>> START RECORDS FOR THIS EXERCISE

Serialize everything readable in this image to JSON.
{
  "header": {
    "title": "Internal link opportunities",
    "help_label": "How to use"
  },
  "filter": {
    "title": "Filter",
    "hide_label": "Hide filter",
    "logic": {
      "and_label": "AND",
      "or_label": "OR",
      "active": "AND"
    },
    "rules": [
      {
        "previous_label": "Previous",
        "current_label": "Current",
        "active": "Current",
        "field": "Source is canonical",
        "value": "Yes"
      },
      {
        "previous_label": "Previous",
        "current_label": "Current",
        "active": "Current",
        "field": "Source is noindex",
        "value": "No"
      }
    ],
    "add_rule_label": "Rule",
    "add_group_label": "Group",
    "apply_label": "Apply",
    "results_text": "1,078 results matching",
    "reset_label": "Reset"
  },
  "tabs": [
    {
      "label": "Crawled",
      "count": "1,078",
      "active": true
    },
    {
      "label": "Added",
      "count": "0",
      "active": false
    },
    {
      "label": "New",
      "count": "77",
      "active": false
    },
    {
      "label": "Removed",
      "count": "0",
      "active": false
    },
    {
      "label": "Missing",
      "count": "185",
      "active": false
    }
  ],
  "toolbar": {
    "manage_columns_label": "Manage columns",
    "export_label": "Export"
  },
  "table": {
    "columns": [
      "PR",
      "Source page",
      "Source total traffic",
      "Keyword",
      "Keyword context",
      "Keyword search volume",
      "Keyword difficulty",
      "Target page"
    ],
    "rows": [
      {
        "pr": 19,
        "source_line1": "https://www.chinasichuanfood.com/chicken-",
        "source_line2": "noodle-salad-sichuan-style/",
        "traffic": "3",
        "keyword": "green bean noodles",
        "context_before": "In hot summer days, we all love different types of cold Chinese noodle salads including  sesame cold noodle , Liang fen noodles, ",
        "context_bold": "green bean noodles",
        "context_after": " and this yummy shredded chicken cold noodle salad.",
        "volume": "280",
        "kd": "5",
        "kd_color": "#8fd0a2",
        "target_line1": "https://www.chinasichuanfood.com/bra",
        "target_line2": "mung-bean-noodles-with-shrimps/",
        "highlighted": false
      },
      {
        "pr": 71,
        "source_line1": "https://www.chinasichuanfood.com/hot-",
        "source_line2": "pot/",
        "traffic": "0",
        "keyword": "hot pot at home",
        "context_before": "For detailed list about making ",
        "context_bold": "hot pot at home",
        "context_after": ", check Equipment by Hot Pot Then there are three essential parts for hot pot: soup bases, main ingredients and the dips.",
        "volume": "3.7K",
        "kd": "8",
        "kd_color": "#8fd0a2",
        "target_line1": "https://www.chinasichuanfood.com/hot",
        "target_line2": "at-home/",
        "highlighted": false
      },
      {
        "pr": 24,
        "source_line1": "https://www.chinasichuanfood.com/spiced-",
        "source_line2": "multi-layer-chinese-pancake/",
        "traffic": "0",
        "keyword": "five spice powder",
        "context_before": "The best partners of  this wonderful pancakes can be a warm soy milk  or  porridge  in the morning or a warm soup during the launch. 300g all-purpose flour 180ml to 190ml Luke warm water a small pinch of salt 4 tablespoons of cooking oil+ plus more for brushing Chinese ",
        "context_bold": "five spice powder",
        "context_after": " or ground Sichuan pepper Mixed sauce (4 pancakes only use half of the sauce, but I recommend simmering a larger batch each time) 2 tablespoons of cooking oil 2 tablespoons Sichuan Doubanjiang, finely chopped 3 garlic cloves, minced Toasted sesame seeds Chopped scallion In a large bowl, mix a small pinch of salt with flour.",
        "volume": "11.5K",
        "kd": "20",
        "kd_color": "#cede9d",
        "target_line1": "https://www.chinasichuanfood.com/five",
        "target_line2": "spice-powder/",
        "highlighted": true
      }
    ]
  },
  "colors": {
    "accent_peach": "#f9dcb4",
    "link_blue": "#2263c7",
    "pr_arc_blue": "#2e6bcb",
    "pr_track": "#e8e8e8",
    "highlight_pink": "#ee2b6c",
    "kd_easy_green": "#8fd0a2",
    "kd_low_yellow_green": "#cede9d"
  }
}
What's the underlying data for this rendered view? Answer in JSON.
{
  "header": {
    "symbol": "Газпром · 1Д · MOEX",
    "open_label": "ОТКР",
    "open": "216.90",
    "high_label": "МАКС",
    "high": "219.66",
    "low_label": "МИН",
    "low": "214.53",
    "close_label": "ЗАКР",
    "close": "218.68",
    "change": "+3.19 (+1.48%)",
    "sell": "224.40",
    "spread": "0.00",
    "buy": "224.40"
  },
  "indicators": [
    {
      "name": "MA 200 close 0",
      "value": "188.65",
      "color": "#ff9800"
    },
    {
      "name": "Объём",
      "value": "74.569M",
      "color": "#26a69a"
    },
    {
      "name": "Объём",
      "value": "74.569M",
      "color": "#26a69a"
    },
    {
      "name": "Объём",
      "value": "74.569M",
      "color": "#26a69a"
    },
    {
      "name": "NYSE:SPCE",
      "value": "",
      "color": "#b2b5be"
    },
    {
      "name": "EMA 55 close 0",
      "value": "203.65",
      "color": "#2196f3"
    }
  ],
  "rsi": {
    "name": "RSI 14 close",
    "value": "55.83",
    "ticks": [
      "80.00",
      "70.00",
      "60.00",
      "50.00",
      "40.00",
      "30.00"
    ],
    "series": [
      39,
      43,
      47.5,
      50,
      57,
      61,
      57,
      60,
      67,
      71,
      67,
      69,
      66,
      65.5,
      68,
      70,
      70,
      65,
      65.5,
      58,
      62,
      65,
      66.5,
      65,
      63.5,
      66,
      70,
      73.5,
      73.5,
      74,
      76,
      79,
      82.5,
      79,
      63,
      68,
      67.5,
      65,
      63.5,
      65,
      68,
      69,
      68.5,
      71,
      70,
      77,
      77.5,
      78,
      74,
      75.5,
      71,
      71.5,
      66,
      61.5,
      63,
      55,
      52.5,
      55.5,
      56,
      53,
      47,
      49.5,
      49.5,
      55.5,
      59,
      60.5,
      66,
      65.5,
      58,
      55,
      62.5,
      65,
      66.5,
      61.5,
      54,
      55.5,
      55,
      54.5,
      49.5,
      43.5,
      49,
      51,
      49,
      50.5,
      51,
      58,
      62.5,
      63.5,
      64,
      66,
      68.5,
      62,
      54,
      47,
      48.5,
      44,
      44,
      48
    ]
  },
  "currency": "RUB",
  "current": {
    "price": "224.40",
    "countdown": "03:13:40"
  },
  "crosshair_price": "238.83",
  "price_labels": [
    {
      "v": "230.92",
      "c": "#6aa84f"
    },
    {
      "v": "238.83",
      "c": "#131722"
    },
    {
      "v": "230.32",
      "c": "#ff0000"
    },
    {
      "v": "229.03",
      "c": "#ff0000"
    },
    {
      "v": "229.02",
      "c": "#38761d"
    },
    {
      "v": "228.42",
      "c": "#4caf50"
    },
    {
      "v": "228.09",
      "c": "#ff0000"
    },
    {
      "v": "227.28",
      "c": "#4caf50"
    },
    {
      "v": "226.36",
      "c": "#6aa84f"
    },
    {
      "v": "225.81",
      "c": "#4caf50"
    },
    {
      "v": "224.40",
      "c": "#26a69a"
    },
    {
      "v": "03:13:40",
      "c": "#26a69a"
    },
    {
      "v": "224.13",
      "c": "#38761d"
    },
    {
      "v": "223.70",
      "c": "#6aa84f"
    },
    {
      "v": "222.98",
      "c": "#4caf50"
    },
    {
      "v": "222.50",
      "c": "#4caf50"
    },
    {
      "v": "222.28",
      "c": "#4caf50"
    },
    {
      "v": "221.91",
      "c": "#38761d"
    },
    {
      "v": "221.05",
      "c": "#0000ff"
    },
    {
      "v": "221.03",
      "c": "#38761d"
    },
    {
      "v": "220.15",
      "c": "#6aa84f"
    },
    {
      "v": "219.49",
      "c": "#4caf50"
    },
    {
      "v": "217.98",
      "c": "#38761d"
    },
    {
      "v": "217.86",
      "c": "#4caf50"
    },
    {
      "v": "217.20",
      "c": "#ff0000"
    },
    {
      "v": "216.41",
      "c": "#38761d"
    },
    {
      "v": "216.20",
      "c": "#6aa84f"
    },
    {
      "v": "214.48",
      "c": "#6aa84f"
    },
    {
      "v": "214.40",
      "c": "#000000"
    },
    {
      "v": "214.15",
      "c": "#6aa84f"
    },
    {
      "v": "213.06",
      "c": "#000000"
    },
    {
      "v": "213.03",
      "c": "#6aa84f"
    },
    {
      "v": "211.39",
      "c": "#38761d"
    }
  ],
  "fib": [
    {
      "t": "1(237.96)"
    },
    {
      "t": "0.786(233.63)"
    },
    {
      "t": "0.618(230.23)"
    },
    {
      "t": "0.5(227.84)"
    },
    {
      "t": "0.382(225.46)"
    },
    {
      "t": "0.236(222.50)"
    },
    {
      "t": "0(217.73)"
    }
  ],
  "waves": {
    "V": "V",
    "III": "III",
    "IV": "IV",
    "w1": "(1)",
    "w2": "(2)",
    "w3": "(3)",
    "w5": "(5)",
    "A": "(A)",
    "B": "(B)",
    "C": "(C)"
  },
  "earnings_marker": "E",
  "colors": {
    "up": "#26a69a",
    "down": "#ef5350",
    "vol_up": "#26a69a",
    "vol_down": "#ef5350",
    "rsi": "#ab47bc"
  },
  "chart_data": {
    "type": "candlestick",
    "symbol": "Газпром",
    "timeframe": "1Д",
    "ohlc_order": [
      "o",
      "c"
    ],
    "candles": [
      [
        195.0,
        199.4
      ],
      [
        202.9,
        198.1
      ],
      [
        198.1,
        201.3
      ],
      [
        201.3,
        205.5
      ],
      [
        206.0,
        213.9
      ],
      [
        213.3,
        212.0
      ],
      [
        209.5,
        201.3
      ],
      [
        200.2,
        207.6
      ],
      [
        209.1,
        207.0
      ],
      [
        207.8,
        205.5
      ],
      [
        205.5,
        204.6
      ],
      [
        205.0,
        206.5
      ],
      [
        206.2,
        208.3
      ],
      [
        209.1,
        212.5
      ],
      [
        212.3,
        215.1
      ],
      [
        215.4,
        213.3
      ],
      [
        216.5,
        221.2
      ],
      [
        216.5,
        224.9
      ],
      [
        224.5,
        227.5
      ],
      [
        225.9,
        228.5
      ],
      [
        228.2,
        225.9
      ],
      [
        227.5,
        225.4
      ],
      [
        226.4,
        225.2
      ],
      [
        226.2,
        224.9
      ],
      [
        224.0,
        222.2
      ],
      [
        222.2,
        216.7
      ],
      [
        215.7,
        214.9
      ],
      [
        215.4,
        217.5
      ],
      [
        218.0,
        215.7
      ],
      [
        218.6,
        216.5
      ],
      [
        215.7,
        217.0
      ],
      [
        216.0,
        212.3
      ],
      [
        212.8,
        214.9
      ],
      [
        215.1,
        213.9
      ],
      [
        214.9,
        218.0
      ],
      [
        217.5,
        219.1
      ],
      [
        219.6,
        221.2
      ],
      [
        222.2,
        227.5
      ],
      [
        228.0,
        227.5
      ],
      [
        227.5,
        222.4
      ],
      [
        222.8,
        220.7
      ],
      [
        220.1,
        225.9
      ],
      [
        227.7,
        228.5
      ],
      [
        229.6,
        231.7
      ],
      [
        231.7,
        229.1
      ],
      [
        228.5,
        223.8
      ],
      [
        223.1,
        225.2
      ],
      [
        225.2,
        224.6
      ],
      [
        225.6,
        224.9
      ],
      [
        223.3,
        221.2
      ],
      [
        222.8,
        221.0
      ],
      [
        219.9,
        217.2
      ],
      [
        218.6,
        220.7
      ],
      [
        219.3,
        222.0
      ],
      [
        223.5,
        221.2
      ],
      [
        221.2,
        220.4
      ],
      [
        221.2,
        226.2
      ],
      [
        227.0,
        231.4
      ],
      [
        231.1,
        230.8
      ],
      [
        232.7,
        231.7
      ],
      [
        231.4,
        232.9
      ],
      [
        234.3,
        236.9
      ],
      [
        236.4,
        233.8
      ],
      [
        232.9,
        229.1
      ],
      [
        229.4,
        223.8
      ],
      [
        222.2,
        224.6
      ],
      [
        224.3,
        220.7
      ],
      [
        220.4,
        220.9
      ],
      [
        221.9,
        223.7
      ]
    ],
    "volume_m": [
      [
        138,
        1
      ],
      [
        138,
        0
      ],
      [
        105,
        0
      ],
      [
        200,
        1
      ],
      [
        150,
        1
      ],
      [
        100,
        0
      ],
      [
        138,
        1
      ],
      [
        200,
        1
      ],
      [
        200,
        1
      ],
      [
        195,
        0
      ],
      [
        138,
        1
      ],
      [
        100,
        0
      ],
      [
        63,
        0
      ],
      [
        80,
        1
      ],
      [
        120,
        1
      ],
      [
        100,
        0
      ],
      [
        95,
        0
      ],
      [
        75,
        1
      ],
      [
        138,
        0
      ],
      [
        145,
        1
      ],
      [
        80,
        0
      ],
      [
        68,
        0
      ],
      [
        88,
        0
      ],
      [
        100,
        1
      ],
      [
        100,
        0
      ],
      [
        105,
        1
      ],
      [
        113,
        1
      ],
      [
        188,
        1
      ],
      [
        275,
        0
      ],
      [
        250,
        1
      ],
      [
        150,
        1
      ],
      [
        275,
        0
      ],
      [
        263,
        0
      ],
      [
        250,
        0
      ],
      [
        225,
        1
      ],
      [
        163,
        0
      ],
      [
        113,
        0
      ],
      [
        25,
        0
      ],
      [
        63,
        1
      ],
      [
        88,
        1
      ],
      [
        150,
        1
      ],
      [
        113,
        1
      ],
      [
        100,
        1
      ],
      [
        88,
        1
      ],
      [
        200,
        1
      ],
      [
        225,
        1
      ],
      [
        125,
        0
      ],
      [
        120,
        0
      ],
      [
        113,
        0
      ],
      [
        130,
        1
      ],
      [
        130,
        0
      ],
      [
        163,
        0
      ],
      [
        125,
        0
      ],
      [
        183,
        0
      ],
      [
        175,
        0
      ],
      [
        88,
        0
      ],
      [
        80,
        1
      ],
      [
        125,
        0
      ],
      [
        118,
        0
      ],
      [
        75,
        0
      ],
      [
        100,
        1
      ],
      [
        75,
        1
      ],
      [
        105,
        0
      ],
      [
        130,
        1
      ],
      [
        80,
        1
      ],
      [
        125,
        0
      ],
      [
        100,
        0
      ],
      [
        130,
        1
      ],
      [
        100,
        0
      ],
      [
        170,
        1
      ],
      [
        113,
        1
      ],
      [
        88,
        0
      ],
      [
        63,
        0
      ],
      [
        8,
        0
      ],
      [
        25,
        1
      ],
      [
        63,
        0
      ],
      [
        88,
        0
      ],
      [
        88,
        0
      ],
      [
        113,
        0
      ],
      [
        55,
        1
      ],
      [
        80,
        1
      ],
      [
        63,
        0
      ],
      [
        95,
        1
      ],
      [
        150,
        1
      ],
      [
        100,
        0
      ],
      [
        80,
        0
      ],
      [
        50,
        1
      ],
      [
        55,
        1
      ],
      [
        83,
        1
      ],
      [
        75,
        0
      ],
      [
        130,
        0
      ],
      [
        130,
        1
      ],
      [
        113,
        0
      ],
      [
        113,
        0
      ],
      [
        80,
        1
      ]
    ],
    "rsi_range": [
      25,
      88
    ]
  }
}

>> END RECORDS FOR THIS EXERCISE

TASK OBJECTIVE:
Locate the string "value" in the listing above and copy every line where it occurs.

SOLUTION:
        "value": "Yes"
        "value": "No"
      "value": "188.65",
      "value": "74.569M",
      "value": "74.569M",
      "value": "74.569M",
      "value": "",
      "value": "203.65",
    "value": "55.83",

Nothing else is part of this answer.